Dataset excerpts
★ ★ ★
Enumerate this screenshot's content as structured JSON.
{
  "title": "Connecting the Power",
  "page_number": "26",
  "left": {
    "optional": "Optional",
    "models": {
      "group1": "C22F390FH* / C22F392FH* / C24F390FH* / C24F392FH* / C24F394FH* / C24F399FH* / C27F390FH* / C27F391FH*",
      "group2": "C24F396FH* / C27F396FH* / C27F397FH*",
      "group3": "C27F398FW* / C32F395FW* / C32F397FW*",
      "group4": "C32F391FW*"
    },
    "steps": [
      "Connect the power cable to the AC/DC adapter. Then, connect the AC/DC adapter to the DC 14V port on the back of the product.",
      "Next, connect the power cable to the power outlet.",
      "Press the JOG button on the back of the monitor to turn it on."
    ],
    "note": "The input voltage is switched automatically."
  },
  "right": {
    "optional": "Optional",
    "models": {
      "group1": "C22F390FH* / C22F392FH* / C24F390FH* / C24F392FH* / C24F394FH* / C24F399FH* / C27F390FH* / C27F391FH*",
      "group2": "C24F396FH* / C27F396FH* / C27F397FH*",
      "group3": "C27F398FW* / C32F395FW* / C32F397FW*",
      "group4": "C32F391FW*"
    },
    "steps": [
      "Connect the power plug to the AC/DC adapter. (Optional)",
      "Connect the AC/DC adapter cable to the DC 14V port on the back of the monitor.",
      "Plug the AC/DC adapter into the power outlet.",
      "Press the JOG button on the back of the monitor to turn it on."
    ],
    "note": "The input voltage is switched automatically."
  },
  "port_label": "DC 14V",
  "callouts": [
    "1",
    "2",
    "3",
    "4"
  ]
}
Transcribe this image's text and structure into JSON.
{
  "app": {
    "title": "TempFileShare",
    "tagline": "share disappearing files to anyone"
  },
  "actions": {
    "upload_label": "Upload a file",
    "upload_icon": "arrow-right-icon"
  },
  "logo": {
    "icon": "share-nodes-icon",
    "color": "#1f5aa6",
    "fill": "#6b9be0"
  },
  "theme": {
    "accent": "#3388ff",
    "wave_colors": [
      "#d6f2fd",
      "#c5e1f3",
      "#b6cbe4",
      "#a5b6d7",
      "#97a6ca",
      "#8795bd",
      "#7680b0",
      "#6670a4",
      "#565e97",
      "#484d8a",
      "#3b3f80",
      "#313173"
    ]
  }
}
★ ★ ★
**WHAT YOU NEED TO DO:** Find the lines with the string "into" and reproduce them.

**WRITTEN ANSWER:**
      "Plug the AC/DC adapter into the power outlet.",
Transcribe this image's text and structure into JSON.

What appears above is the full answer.